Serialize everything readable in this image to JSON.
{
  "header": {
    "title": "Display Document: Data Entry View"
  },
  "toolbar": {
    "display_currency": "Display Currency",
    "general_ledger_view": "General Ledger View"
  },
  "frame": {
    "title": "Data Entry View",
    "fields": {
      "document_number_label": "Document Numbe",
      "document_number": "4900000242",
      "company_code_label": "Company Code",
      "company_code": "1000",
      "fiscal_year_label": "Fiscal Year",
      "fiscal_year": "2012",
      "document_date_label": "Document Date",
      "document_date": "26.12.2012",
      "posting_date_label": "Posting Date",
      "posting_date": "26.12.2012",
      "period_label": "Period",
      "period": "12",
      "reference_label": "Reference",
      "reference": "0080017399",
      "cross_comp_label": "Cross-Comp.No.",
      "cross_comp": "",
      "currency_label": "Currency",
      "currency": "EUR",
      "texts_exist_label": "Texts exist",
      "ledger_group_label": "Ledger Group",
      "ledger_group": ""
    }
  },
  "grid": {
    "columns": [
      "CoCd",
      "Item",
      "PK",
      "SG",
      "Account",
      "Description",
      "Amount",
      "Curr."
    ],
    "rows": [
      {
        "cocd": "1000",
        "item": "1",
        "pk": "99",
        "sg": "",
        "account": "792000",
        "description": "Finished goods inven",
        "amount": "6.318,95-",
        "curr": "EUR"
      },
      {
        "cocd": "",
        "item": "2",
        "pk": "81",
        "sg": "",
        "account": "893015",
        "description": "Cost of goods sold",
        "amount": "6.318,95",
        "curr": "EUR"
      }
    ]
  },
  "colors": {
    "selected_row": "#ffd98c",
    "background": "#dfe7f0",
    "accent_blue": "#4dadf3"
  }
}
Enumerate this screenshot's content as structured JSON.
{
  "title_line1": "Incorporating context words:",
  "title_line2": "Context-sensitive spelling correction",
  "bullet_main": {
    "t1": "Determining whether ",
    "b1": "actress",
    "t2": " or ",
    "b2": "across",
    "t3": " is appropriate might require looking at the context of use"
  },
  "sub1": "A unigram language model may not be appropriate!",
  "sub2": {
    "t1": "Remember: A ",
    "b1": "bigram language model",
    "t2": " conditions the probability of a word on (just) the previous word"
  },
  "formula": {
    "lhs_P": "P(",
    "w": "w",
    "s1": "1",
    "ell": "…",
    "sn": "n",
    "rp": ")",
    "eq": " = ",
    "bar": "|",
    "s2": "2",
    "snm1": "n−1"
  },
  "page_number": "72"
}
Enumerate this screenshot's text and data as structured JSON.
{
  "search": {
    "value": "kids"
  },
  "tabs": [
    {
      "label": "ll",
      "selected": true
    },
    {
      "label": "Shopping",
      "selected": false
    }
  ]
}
########################################
▶ **SHORT EXERCISE**
Could you quote, exactly as they appear, the line containing "Enumerate this screenshot's text" and every line after it to the end of the records above?

▶ **RESPONSE FOR THIS EXERCISE**
Enumerate this screenshot's text and data as structured JSON.
{
  "search": {
    "value": "kids"
  },
  "tabs": [
    {
      "label": "ll",
      "selected": true
    },
    {
      "label": "Shopping",
      "selected": false
    }
  ]
}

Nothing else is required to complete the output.